▶ Source document
+ + + + +

Lawmakers Cite CIS in Demanding End to Secretive Immigrant Flights

Government press releases don’t acknowledge flight program

By Todd Bensman on March 11, 2024

Nearly two dozen House of Representatives lawmakers have cited Center for Immigration Studies (CIS) reporting in a letter demanding an end to a “secretive” Biden government program that has authorized commercial air flights for hundreds of thousands of inadmissible aliens to fly sight unseen from foreign airports into dozens of American ones for quick release into the country on parole.

From October 2022 through December 2023, U.S. Customs and Border Protection granted flight authorizations to more than 320,000 immigrants after they used the CBP One app while still abroad and then paid to fly with that permission from foreign airports into U.S. airports whose locations the agency refuses to release. Each is eligible for two-year renewable work authorizations in cities staggering under the burden of caring for hundreds of thousands of foreign nationals arriving with no resources.

In the letter demanding the names of those airports and an “immediate” end to the government flight authorizations, 23 Republican lawmakers cite a March 4 Center for Immigration Studies report revealing that government lawyers argue for withholding airport locations on alleged grounds that high program volumes have created security vulnerabilities that “bad actors” could exploit. The New York Post first reported the letter.

“These secretive flights have compounded the effects of an already historic crisis at the Southern Border,” the lawmakers, spearheaded by Rep. Russell Fry (R-S.C.), wrote to Acting CBP Commissioner Troy Miller. “We urge you to provide Congress and the American people with information as to where these illegal immigrants have been deposited into the country and immediately terminate this practice.”

The demand letter arrived at CBP headquarters as a national presidential campaign heats up and a historic mass migration crisis in U.S. cities impacts polling as an apex political issue.

+ + + + +

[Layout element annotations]
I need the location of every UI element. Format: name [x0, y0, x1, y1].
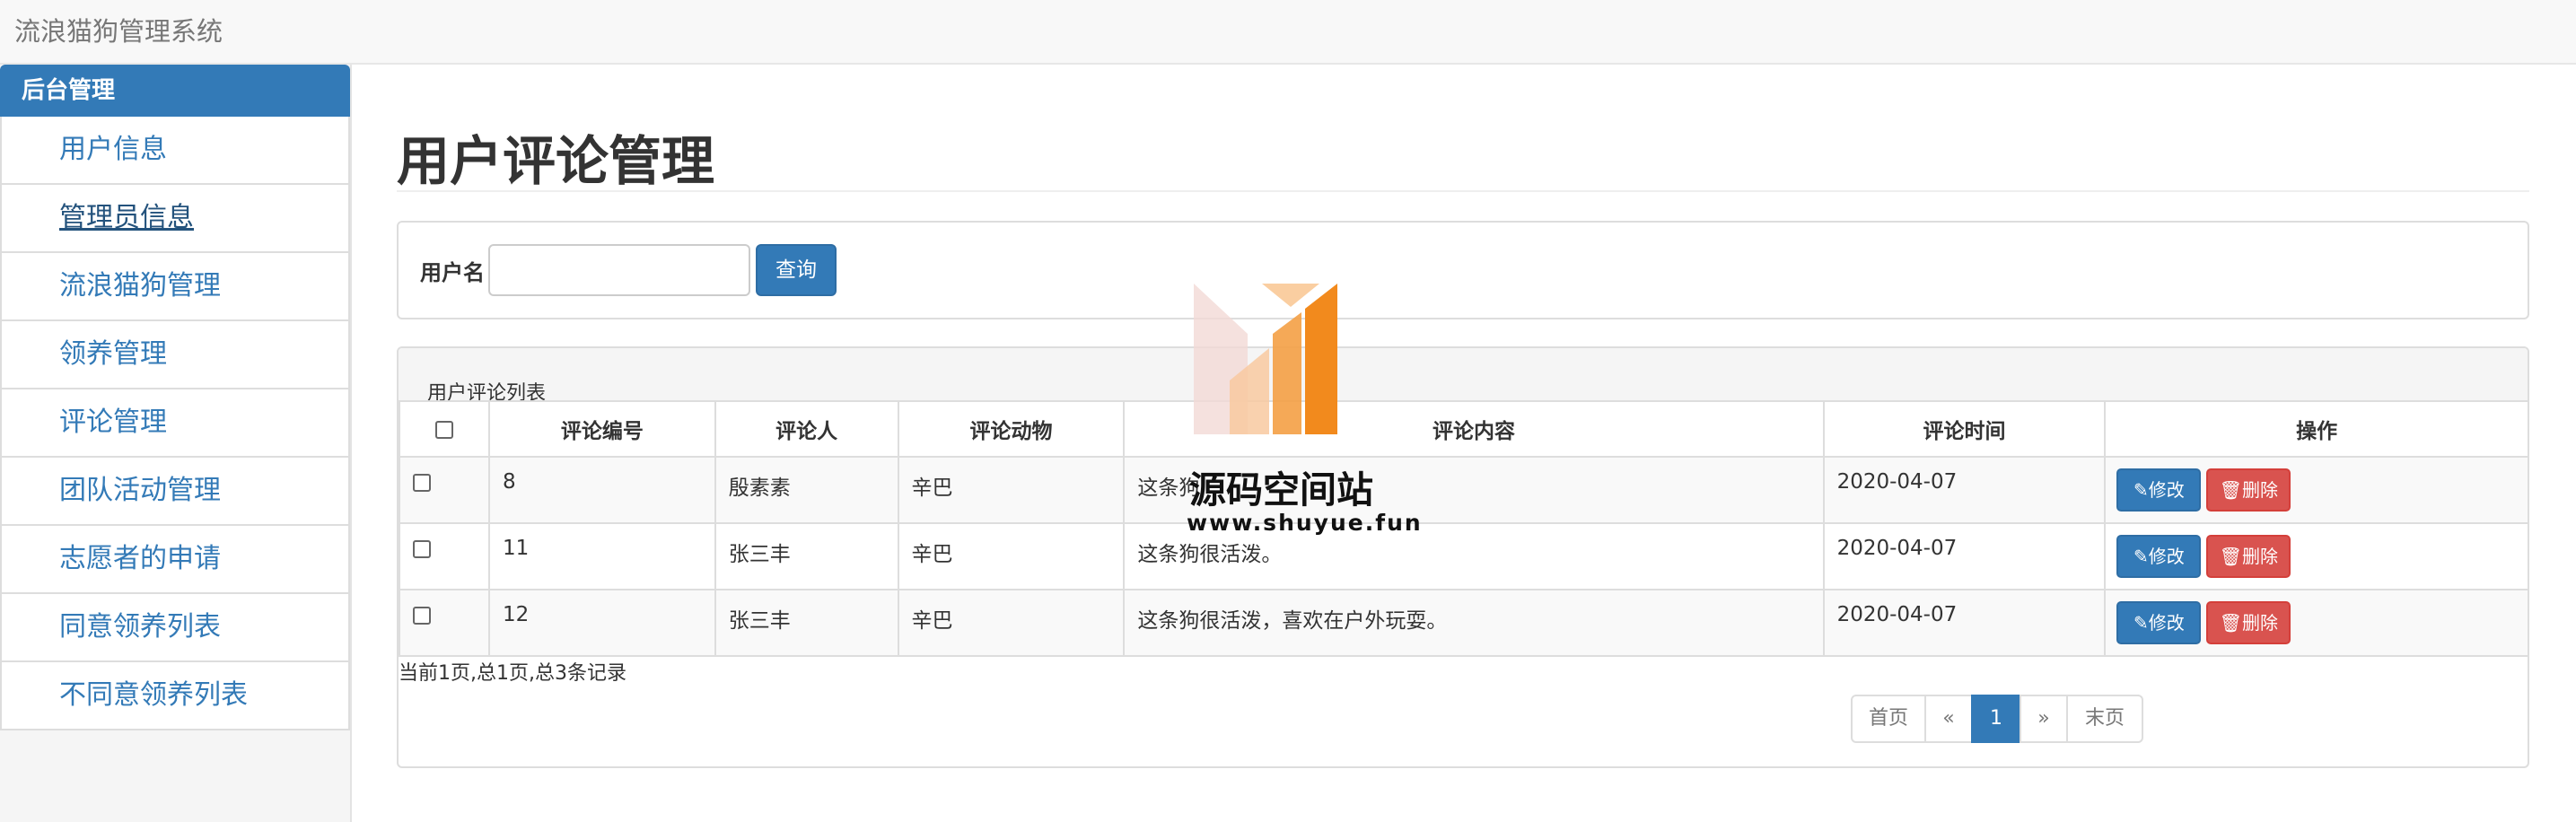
search-panel: 用户名 查询	[397, 221, 2529, 319]
delete-label: 删除	[2242, 612, 2279, 634]
delete-button[interactable]: 🗑删除	[2206, 535, 2291, 578]
pager-last[interactable]: 末页	[2066, 695, 2143, 743]
username-search-input[interactable]	[488, 244, 750, 296]
pencil-icon: ✎	[2133, 612, 2149, 634]
row-actions: ✎修改 🗑删除	[2104, 456, 2528, 524]
top-navbar: 流浪猫狗管理系统	[0, 0, 2576, 65]
select-all-cell	[399, 400, 490, 458]
sidebar-item-stray-animals[interactable]: 流浪猫狗管理	[0, 253, 350, 321]
row-checkbox[interactable]	[413, 540, 431, 558]
comment-animal: 辛巴	[897, 456, 1126, 524]
sidebar-item-user-info[interactable]: 用户信息	[0, 117, 350, 185]
edit-label: 修改	[2148, 546, 2185, 567]
comment-id: 12	[487, 589, 716, 657]
comment-list-panel: 用户评论列表 评论编号 评论人 评论动物 评论内容 评论时间 操作 8 殷素素 …	[397, 346, 2529, 768]
sidebar-item-team-activities[interactable]: 团队活动管理	[0, 458, 350, 526]
row-checkbox[interactable]	[413, 474, 431, 492]
sidebar-item-comments[interactable]: 评论管理	[0, 389, 350, 458]
row-select-cell	[399, 522, 490, 590]
comment-id: 8	[487, 456, 716, 524]
comment-user: 张三丰	[714, 522, 899, 590]
sidebar-item-adoption[interactable]: 领养管理	[0, 321, 350, 389]
trash-icon: 🗑	[2219, 546, 2243, 567]
watermark-name: 源码空间站	[1189, 468, 1373, 512]
column-header: 操作	[2104, 400, 2528, 458]
table-row: 11 张三丰 辛巴 这条狗很活泼。 2020-04-07 ✎修改 🗑删除	[399, 522, 2528, 590]
table-row: 8 殷素素 辛巴 这条狗 2020-04-07 ✎修改 🗑删除	[399, 456, 2528, 524]
table-header-row: 评论编号 评论人 评论动物 评论内容 评论时间 操作	[399, 400, 2528, 458]
main-content: 用户评论管理 用户名 查询 用户评论列表 评论编号 评论人 评论动物 评论内容 …	[352, 65, 2576, 822]
row-select-cell	[399, 456, 490, 524]
comment-user: 殷素素	[714, 456, 899, 524]
edit-button[interactable]: ✎修改	[2116, 601, 2202, 644]
app-title[interactable]: 流浪猫狗管理系统	[14, 11, 223, 48]
row-actions: ✎修改 🗑删除	[2104, 589, 2528, 657]
column-header: 评论人	[714, 400, 899, 458]
sidebar-item-rejected-adoptions[interactable]: 不同意领养列表	[0, 662, 350, 730]
sidebar-item-approved-adoptions[interactable]: 同意领养列表	[0, 594, 350, 662]
watermark-url: www.shuyue.fun	[1187, 510, 1423, 536]
column-header: 评论编号	[487, 400, 716, 458]
delete-label: 删除	[2242, 546, 2279, 567]
edit-button[interactable]: ✎修改	[2116, 535, 2202, 578]
select-all-checkbox[interactable]	[434, 420, 453, 439]
pencil-icon: ✎	[2133, 546, 2149, 567]
trash-icon: 🗑	[2219, 612, 2243, 634]
list-panel-heading: 用户评论列表	[399, 348, 2528, 405]
column-header: 评论时间	[1822, 400, 2107, 458]
comment-time: 2020-04-07	[1822, 522, 2107, 590]
pager-next[interactable]: »	[2020, 695, 2068, 743]
pagination: 首页 « 1 » 末页	[1851, 695, 2143, 743]
sidebar-header: 后台管理	[0, 65, 350, 117]
search-label: 用户名	[420, 260, 485, 285]
comment-table: 评论编号 评论人 评论动物 评论内容 评论时间 操作 8 殷素素 辛巴 这条狗 …	[399, 400, 2528, 657]
comment-id: 11	[487, 522, 716, 590]
pager-prev[interactable]: «	[1924, 695, 1973, 743]
sidebar-item-volunteer-applications[interactable]: 志愿者的申请	[0, 526, 350, 594]
page-title: 用户评论管理	[397, 130, 715, 192]
pager-current[interactable]: 1	[1971, 695, 2021, 743]
row-select-cell	[399, 589, 490, 657]
comment-user: 张三丰	[714, 589, 899, 657]
pencil-icon: ✎	[2133, 479, 2149, 501]
delete-label: 删除	[2242, 479, 2279, 501]
column-header: 评论动物	[897, 400, 1126, 458]
title-divider	[397, 190, 2529, 192]
sidebar: 后台管理 用户信息 管理员信息 流浪猫狗管理 领养管理 评论管理 团队活动管理 …	[0, 65, 352, 822]
row-checkbox[interactable]	[413, 607, 431, 625]
sidebar-item-admin-info[interactable]: 管理员信息	[0, 185, 350, 253]
edit-button[interactable]: ✎修改	[2116, 468, 2202, 512]
pager-first[interactable]: 首页	[1851, 695, 1926, 743]
table-row: 12 张三丰 辛巴 这条狗很活泼，喜欢在户外玩耍。 2020-04-07 ✎修改…	[399, 589, 2528, 657]
comment-content: 这条狗很活泼，喜欢在户外玩耍。	[1123, 589, 1825, 657]
comment-time: 2020-04-07	[1822, 589, 2107, 657]
comment-time: 2020-04-07	[1822, 456, 2107, 524]
page-summary: 当前1页,总1页,总3条记录	[399, 662, 626, 685]
delete-button[interactable]: 🗑删除	[2206, 468, 2291, 512]
row-actions: ✎修改 🗑删除	[2104, 522, 2528, 590]
edit-label: 修改	[2148, 612, 2185, 634]
comment-animal: 辛巴	[897, 522, 1126, 590]
edit-label: 修改	[2148, 479, 2185, 501]
comment-animal: 辛巴	[897, 589, 1126, 657]
search-button[interactable]: 查询	[756, 244, 837, 296]
delete-button[interactable]: 🗑删除	[2206, 601, 2291, 644]
trash-icon: 🗑	[2219, 479, 2243, 501]
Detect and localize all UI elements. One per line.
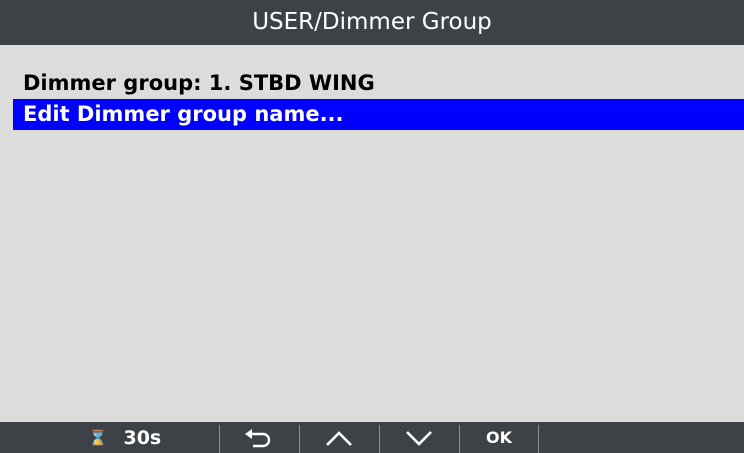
chevron-down-icon bbox=[403, 428, 435, 448]
timeout-value: 30s bbox=[123, 426, 162, 449]
hourglass-icon: ⌛ bbox=[88, 428, 108, 447]
up-button[interactable] bbox=[300, 422, 378, 453]
page-title: USER/Dimmer Group bbox=[0, 0, 744, 45]
down-button[interactable] bbox=[380, 422, 458, 453]
ok-button[interactable]: OK bbox=[460, 422, 538, 453]
dimmer-group-screen: USER/Dimmer Group Dimmer group: 1. STBD … bbox=[0, 0, 744, 453]
softkey-bar: ⌛ 30s OK bbox=[0, 422, 744, 453]
chevron-up-icon bbox=[323, 428, 355, 448]
timeout-indicator: ⌛ 30s bbox=[70, 422, 180, 453]
menu-item-dimmer-group[interactable]: Dimmer group: 1. STBD WING bbox=[13, 68, 744, 99]
menu-item-edit-name[interactable]: Edit Dimmer group name... bbox=[13, 99, 744, 130]
ok-label: OK bbox=[486, 428, 512, 447]
back-button[interactable] bbox=[220, 422, 298, 453]
softkey-divider bbox=[538, 425, 539, 453]
back-arrow-icon bbox=[243, 428, 275, 448]
menu-list: Dimmer group: 1. STBD WING Edit Dimmer g… bbox=[13, 68, 744, 130]
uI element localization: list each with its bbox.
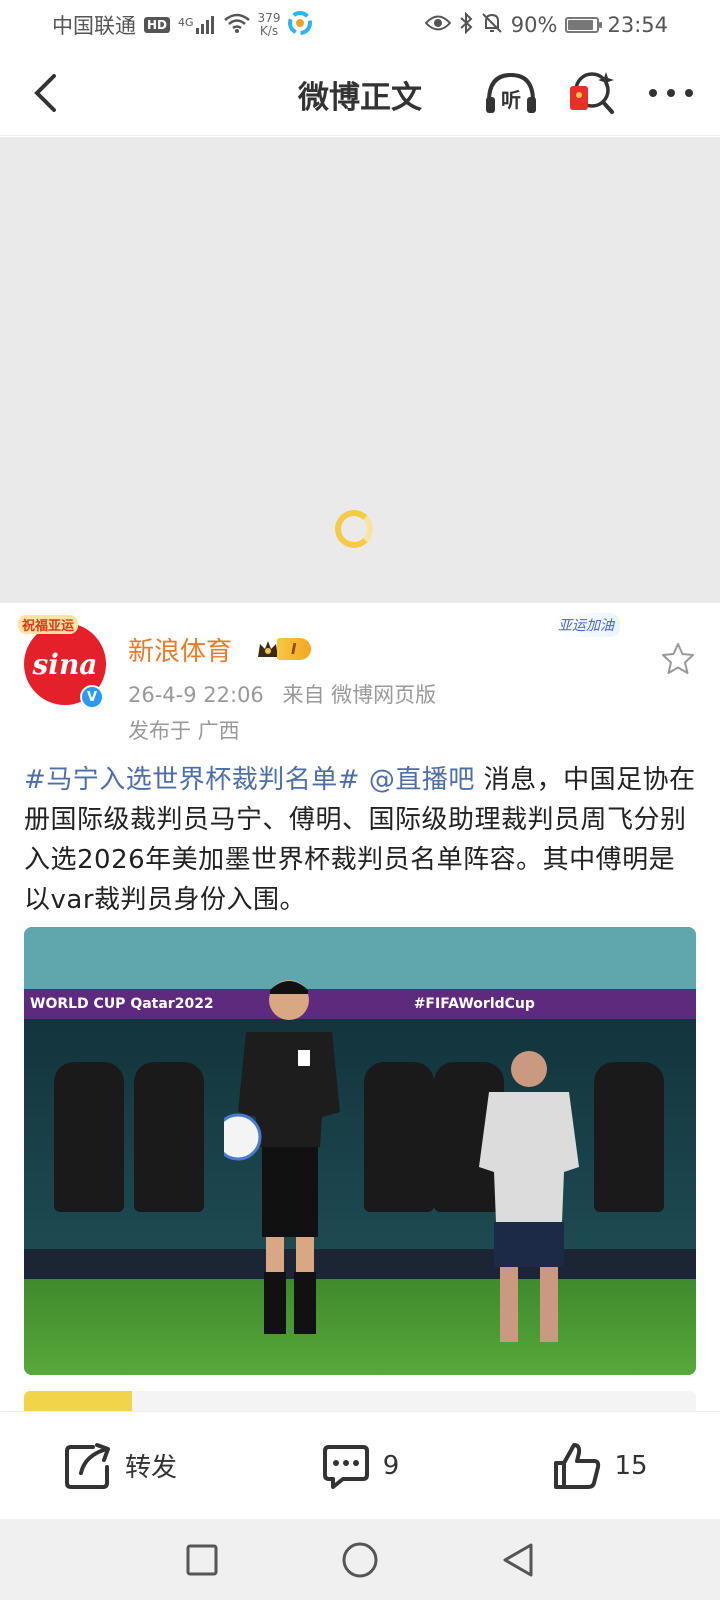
hd-badge: HD — [144, 17, 171, 33]
mute-bell-icon — [481, 12, 503, 39]
system-back-button[interactable] — [498, 1540, 538, 1580]
stadium-banner: WORLD CUP Qatar2022 #FIFAWorldCup — [24, 989, 696, 1019]
like-button[interactable]: 15 — [480, 1441, 720, 1491]
vip-badge[interactable]: I — [256, 637, 311, 661]
seat — [54, 1062, 124, 1212]
repost-label: 转发 — [124, 1453, 177, 1483]
avatar-badge: 祝福亚运 — [18, 615, 79, 634]
more-button[interactable] — [642, 68, 700, 118]
home-button[interactable] — [340, 1540, 380, 1580]
nav-actions: 听 — [482, 68, 700, 118]
seat — [134, 1062, 204, 1212]
battery-fill — [568, 20, 594, 30]
triangle-back-icon — [503, 1543, 533, 1576]
app-notification-icon — [288, 10, 313, 40]
clock: 23:54 — [607, 13, 668, 37]
square-icon — [186, 1544, 218, 1575]
seat — [364, 1062, 434, 1212]
loading-spinner-icon — [335, 510, 373, 548]
speed-unit: K/s — [259, 24, 279, 38]
red-packet-search-icon — [570, 72, 614, 114]
post-body: #马宁入选世界杯裁判名单# @直播吧 消息，中国足协在册国际级裁判员马宁、傅明、… — [24, 760, 696, 920]
verified-icon: V — [80, 685, 104, 709]
topic-link[interactable]: #马宁入选世界杯裁判名单# — [24, 765, 360, 795]
mention-link[interactable]: @直播吧 — [369, 765, 475, 795]
action-bar: 转发 9 15 — [0, 1411, 720, 1519]
referee-figure — [224, 980, 340, 1334]
banner-right-text: #FIFAWorldCup — [413, 996, 535, 1012]
deco-badge: 亚运加油 — [552, 613, 620, 637]
bluetooth-icon — [459, 11, 473, 39]
like-count: 15 — [614, 1450, 648, 1481]
stadium-wall — [24, 927, 696, 997]
red-packet-search-button[interactable] — [562, 68, 620, 118]
signal-icon: 4G — [178, 16, 216, 34]
comment-icon — [322, 1444, 369, 1489]
circle-icon — [342, 1542, 378, 1577]
headphones-icon: 听 — [486, 72, 536, 113]
comment-count: 9 — [382, 1450, 400, 1481]
post-image[interactable]: WORLD CUP Qatar2022 #FIFAWorldCup — [24, 927, 696, 1375]
eye-icon — [424, 13, 452, 37]
ground-strip — [24, 1249, 696, 1279]
staff-figure — [479, 1051, 579, 1342]
star-icon[interactable] — [660, 641, 696, 677]
avatar-logo-text: sina — [32, 647, 98, 681]
nav-bar: 微博正文 听 — [0, 50, 720, 136]
post-meta: 26-4-9 22:06 来自 微博网页版 — [128, 679, 436, 709]
system-nav-bar — [0, 1519, 720, 1600]
listen-button[interactable]: 听 — [482, 68, 540, 118]
battery-percent: 90% — [510, 13, 558, 37]
post-header: sina 祝福亚运 V 新浪体育 I 亚运加油 26-4-9 22:06 来自 … — [0, 603, 720, 743]
status-left: 中国联通 HD 4G 379 K/s — [52, 10, 313, 40]
carrier-label: 中国联通 — [52, 14, 136, 38]
more-dots-icon — [649, 89, 693, 97]
seat — [594, 1062, 664, 1212]
next-image-strip[interactable] — [24, 1391, 696, 1411]
post-source: 来自 微博网页版 — [282, 683, 437, 707]
pitch-grass — [24, 1279, 696, 1375]
status-bar: 中国联通 HD 4G 379 K/s 90% 23:54 — [0, 0, 720, 50]
author-name[interactable]: 新浪体育 — [128, 631, 232, 668]
thumbs-up-icon — [554, 1442, 601, 1489]
repost-button[interactable]: 转发 — [0, 1441, 240, 1491]
share-icon — [64, 1442, 110, 1489]
recents-button[interactable] — [182, 1540, 222, 1580]
comment-button[interactable]: 9 — [240, 1441, 480, 1491]
post-location: 发布于 广西 — [128, 719, 240, 743]
next-image-thumb[interactable] — [24, 1391, 132, 1411]
net-speed: 379 K/s — [258, 12, 281, 38]
banner-left-text: WORLD CUP Qatar2022 — [30, 996, 214, 1012]
vip-level: I — [277, 638, 311, 660]
wifi-icon — [223, 13, 250, 38]
network-type: 4G — [178, 16, 194, 29]
listen-label: 听 — [501, 88, 521, 112]
post-date: 26-4-9 22:06 — [128, 683, 264, 707]
status-right: 90% 23:54 — [424, 11, 668, 39]
battery-icon — [565, 17, 603, 33]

+ + + + +

▶ Work to do
[a] Extract the full article on lawmakers demanding an end to the immigrant flight program, word for word.
[b] From the listing, lay out as a numbered list the lines beginning at the one that contains "221, 2529, 319]" and stopping after the one that contains "0, 2576, 65]". Skip blank lines.

▶ Answers in order
[a]
Lawmakers Cite CIS in Demanding End to Secretive Immigrant Flights

Government press releases don’t acknowledge flight program

By Todd Bensman on March 11, 2024

Nearly two dozen House of Representatives lawmakers have cited Center for Immigration Studies (CIS) reporting in a letter demanding an end to a “secretive” Biden government program that has authorized commercial air flights for hundreds of thousands of inadmissible aliens to fly sight unseen from foreign airports into dozens of American ones for quick release into the country on parole.

From October 2022 through December 2023, U.S. Customs and Border Protection granted flight authorizations to more than 320,000 immigrants after they used the CBP One app while still abroad and then paid to fly with that permission from foreign airports into U.S. airports whose locations the agency refuses to release. Each is eligible for two-year renewable work authorizations in cities staggering under the burden of caring for hundreds of thousands of foreign nationals arriving with no resources.

In the letter demanding the names of those airports and an “immediate” end to the government flight authorizations, 23 Republican lawmakers cite a March 4 Center for Immigration Studies report revealing that government lawyers argue for withholding airport locations on alleged grounds that high program volumes have created security vulnerabilities that “bad actors” could exploit. The New York Post first reported the letter.

“These secretive flights have compounded the effects of an already historic crisis at the Southern Border,” the lawmakers, spearheaded by Rep. Russell Fry (R-S.C.), wrote to Acting CBP Commissioner Troy Miller. “We urge you to provide Congress and the American people with information as to where these illegal immigrants have been deposited into the country and immediately terminate this practice.”

The demand letter arrived at CBP headquarters as a national presidential campaign heats up and a historic mass migration crisis in U.S. cities impacts polling as an apex political issue.

[b]
1. search-panel: 用户名 查询	[397, 221, 2529, 319]
2. delete-label: 删除	[2242, 612, 2279, 634]
3. delete-button[interactable]: 🗑删除	[2206, 535, 2291, 578]
4. pager-last[interactable]: 末页	[2066, 695, 2143, 743]
5. username-search-input[interactable]	[488, 244, 750, 296]
6. pencil-icon: ✎	[2133, 612, 2149, 634]
7. row-actions: ✎修改 🗑删除	[2104, 456, 2528, 524]
8. top-navbar: 流浪猫狗管理系统	[0, 0, 2576, 65]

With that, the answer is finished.